* WORK INSTRUCTIONS
Locate the string "color" in the listing below. Copy every line where it is found.

- - - - - - -

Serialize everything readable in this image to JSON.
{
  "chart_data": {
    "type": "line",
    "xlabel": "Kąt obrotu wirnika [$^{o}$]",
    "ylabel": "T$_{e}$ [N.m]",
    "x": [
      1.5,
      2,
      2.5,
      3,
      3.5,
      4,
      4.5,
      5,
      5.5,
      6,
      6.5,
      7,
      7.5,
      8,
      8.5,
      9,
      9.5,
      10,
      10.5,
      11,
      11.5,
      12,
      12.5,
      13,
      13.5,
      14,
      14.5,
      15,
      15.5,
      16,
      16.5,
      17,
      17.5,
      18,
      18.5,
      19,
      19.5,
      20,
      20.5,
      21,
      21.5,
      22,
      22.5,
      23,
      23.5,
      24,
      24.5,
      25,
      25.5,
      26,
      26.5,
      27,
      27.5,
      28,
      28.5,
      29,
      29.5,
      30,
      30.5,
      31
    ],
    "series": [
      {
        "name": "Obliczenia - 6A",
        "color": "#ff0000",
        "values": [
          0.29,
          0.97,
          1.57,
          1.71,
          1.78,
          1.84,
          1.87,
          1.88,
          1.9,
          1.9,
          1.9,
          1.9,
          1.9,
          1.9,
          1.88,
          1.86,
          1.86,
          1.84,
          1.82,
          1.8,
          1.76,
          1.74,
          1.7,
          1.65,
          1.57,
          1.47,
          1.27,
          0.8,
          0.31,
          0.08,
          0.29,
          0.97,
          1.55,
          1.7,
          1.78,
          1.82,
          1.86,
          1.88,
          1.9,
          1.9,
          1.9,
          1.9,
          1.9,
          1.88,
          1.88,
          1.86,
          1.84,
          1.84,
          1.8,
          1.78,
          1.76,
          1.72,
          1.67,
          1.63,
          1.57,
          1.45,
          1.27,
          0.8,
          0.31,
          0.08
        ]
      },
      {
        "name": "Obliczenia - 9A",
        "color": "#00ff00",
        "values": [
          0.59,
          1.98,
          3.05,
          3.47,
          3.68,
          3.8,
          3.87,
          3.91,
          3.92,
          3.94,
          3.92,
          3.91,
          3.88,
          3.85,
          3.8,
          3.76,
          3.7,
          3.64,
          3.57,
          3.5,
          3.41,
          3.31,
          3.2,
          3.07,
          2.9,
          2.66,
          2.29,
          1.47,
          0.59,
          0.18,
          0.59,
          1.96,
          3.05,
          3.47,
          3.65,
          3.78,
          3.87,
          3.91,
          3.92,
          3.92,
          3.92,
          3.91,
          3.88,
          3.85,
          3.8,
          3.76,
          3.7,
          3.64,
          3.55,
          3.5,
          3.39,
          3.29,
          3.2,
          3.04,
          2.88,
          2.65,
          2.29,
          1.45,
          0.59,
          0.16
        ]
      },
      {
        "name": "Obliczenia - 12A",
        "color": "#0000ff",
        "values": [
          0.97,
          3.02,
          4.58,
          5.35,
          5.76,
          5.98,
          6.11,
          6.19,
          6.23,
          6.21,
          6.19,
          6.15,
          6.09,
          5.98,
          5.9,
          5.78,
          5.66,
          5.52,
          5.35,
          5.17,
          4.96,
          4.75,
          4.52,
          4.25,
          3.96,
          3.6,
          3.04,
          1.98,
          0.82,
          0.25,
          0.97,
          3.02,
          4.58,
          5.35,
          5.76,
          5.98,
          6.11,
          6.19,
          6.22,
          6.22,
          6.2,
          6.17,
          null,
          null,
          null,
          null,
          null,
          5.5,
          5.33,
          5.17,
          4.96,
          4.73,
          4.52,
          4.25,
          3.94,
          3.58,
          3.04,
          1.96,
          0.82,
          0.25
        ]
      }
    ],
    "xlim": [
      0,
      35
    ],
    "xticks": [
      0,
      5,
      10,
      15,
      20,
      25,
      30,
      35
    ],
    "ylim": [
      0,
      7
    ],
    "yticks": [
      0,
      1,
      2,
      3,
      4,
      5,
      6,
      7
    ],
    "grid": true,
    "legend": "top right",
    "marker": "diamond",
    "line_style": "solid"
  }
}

- - - - - - -

* THE ANSWER
        "color": "#ff0000",
        "color": "#00ff00",
        "color": "#0000ff",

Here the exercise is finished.